# [TO BE DONE]
Put the lines of the records between the line holding "- embedding-point: [941, 436, 961, 447]" and the line holding "- ratio-marker: [607, 622, 617, 632]", inclusive, into a JSON list of strings with one string per line, leaving out any blank lines.

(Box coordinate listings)
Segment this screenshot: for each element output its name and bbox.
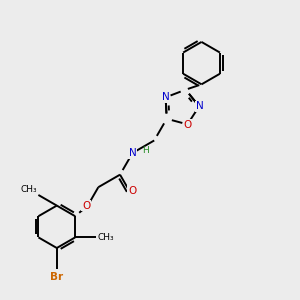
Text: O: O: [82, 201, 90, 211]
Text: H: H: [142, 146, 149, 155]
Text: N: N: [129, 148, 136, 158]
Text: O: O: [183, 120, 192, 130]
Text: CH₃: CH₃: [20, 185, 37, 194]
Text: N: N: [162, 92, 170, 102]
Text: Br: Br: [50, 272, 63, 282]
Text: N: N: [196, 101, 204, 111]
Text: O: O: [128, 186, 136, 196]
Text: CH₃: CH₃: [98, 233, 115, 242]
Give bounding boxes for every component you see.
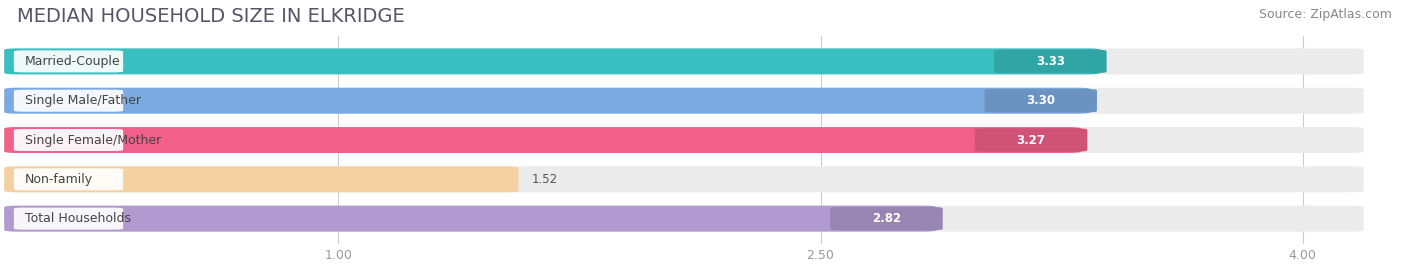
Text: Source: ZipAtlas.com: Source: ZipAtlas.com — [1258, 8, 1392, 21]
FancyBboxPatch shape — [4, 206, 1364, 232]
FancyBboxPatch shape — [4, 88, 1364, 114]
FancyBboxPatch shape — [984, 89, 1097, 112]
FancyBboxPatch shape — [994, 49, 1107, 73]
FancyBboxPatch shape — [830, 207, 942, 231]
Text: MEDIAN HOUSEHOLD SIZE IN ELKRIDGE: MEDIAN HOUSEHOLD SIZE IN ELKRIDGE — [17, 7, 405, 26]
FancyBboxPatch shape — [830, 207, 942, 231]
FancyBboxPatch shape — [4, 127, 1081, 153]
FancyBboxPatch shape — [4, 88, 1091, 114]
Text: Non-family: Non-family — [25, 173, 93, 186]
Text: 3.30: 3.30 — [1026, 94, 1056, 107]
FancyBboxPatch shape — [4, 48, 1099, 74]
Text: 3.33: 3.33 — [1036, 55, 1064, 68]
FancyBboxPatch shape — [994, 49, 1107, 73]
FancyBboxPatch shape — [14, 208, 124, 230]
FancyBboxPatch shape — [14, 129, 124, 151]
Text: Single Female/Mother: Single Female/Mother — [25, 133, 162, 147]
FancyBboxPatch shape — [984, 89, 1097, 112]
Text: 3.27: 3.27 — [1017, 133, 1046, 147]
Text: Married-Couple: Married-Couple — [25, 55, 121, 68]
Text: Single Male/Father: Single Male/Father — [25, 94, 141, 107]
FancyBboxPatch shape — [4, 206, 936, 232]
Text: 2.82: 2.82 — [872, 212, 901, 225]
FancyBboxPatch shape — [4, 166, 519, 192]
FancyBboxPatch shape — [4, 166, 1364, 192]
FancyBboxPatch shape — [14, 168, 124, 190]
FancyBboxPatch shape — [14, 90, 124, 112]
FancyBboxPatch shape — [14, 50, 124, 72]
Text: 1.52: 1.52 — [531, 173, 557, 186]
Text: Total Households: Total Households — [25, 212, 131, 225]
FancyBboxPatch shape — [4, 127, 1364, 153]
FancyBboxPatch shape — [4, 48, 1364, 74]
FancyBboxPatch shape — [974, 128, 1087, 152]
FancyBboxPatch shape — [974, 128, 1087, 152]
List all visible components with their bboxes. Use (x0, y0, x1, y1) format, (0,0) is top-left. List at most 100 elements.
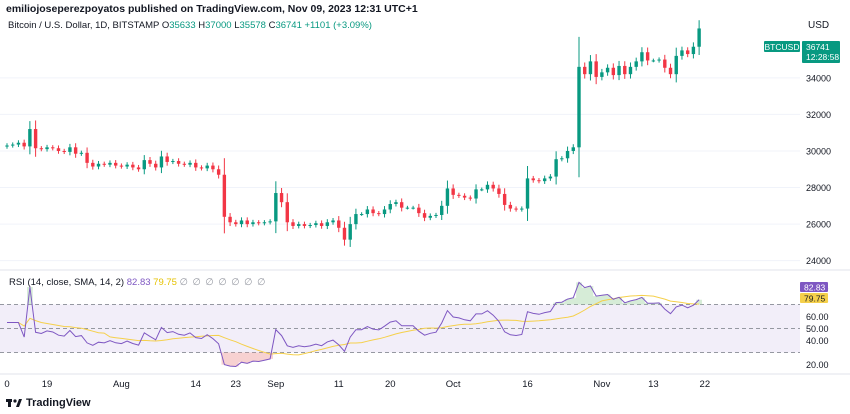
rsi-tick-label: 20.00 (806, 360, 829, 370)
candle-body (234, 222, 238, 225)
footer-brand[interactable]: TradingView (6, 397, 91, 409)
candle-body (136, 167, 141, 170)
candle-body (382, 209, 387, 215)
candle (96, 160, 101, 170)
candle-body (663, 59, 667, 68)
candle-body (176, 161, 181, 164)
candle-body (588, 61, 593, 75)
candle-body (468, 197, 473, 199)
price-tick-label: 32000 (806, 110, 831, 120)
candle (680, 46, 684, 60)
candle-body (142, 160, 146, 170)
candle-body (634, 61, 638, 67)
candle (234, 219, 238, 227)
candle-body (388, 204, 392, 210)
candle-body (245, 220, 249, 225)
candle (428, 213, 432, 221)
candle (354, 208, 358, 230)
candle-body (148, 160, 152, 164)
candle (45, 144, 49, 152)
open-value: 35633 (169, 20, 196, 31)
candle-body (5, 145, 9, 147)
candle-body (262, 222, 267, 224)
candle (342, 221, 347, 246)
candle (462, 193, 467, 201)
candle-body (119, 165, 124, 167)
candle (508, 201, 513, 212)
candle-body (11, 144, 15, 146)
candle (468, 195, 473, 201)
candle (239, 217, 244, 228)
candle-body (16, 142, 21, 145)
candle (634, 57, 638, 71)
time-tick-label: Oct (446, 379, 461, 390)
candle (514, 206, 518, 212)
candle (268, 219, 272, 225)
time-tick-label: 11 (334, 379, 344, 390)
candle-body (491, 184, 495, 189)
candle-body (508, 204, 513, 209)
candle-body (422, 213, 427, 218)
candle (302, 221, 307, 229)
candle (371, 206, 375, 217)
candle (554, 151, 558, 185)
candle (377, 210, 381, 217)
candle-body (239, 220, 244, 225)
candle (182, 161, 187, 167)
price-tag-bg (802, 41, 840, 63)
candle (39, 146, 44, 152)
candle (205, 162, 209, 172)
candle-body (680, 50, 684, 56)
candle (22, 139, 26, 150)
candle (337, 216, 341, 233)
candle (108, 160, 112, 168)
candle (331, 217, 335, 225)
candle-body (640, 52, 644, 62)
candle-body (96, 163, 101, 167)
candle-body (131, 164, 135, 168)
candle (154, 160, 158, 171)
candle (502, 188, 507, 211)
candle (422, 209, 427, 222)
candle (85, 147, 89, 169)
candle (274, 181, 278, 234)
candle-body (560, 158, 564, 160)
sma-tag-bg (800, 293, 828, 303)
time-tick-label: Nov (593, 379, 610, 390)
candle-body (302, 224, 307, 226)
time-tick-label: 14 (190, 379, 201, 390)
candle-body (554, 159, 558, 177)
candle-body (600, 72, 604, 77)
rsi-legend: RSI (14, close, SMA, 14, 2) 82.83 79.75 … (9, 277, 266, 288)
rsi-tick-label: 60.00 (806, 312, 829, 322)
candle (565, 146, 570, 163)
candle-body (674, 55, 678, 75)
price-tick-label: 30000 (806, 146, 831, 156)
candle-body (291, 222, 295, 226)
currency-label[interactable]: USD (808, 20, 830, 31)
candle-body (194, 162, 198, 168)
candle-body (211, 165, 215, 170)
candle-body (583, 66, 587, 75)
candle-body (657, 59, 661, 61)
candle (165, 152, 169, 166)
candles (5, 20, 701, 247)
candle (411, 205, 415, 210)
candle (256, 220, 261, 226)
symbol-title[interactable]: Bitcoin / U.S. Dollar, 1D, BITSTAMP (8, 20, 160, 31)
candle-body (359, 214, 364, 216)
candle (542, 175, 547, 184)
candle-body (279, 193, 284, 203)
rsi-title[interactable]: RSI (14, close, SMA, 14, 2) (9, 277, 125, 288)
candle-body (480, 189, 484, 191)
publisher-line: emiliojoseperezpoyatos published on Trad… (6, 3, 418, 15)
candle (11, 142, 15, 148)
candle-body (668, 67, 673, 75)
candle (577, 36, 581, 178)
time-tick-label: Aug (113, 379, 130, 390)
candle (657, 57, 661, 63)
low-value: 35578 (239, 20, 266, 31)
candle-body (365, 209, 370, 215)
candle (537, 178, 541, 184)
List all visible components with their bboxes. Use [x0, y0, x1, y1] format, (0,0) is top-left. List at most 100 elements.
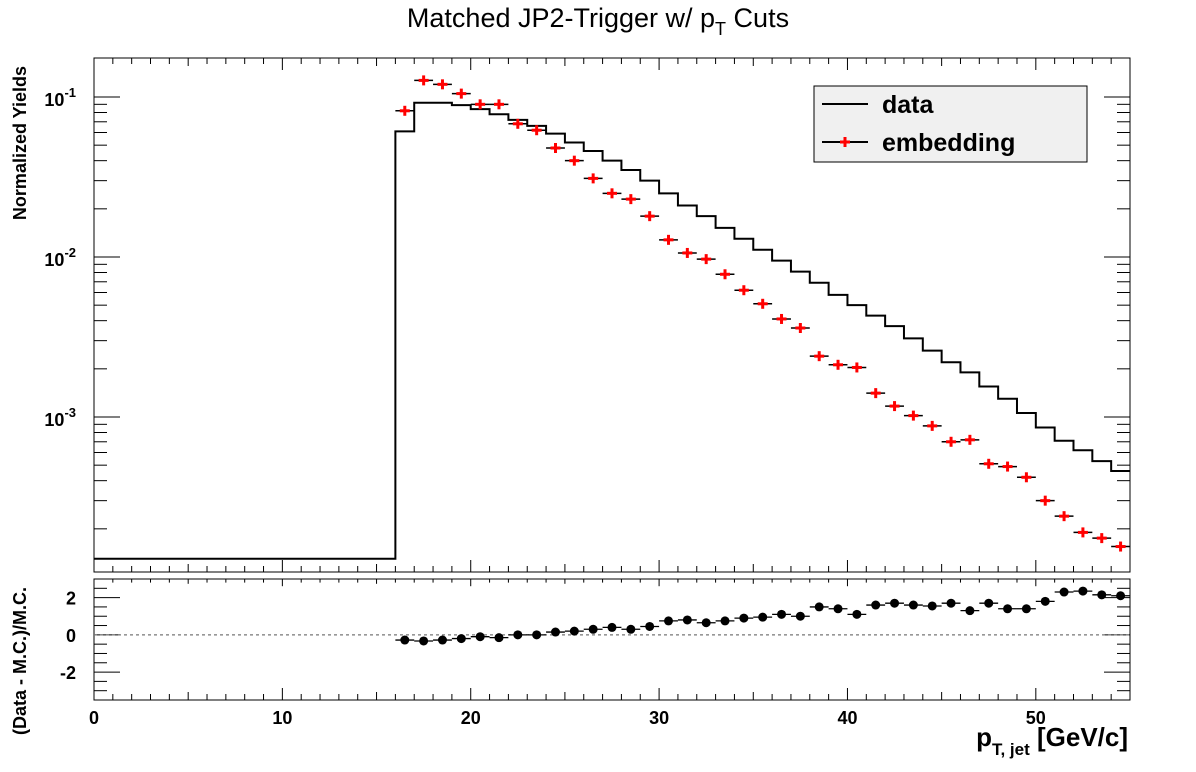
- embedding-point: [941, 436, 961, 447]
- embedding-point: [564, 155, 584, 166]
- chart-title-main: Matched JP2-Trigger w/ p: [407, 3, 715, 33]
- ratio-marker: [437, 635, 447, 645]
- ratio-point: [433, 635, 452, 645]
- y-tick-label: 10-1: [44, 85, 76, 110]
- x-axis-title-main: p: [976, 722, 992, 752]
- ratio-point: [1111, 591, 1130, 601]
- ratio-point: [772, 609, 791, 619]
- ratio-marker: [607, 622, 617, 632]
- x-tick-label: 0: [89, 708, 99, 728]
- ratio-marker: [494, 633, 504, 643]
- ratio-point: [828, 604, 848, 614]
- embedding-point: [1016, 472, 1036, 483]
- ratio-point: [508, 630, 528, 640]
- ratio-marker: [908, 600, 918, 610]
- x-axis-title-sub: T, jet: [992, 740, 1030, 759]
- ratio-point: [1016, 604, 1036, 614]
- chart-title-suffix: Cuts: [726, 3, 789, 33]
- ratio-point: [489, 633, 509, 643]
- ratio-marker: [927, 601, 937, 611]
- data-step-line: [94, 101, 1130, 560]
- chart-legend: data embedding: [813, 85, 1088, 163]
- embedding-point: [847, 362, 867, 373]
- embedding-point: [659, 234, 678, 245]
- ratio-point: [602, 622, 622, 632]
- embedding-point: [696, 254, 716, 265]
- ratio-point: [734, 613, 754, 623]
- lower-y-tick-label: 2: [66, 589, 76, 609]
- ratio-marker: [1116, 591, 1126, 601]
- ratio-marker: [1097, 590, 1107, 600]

# [THE RESPONSE]
[
  "- embedding-point: [941, 436, 961, 447]",
  "- embedding-point: [564, 155, 584, 166]",
  "- chart-title-main: Matched JP2-Trigger w/ p: [407, 3, 715, 33]",
  "- ratio-marker: [437, 635, 447, 645]",
  "- ratio-point: [433, 635, 452, 645]",
  "- y-tick-label: 10-1: [44, 85, 76, 110]",
  "- x-axis-title-main: p: [976, 722, 992, 752]",
  "- ratio-point: [1111, 591, 1130, 601]",
  "- ratio-point: [772, 609, 791, 619]",
  "- ratio-marker: [607, 622, 617, 632]"
]